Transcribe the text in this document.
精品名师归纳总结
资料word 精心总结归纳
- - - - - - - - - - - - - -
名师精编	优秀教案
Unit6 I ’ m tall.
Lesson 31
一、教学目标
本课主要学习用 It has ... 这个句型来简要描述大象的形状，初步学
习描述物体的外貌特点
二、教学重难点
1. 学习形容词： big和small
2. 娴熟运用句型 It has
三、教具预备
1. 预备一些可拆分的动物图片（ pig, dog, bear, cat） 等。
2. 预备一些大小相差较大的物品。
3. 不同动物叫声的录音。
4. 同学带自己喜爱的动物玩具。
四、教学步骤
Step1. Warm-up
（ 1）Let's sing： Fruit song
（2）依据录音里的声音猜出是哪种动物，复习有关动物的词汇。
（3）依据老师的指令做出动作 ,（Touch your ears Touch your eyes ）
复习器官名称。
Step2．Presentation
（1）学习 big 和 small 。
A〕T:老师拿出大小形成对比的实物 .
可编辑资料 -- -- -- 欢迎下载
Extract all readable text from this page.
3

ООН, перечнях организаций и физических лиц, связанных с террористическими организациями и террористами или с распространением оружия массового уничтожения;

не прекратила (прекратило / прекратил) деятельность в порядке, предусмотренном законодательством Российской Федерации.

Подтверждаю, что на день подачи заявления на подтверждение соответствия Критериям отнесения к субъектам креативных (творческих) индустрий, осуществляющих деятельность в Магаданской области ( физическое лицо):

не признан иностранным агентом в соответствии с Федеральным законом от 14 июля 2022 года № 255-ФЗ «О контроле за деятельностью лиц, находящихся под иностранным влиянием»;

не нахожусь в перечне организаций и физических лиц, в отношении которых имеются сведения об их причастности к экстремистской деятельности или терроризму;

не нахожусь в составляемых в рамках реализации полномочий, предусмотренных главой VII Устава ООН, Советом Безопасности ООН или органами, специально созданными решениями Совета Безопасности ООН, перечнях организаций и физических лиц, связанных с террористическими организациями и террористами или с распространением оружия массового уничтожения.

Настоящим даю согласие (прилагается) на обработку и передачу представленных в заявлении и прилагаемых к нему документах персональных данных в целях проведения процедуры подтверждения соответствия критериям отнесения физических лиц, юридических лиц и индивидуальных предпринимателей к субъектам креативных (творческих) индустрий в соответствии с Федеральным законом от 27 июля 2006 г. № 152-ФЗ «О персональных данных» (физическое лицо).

※

From the data, list each line in which the string "text" appears.

**RESULT**
Transcribe the text in this document.
Extract all readable text from this page.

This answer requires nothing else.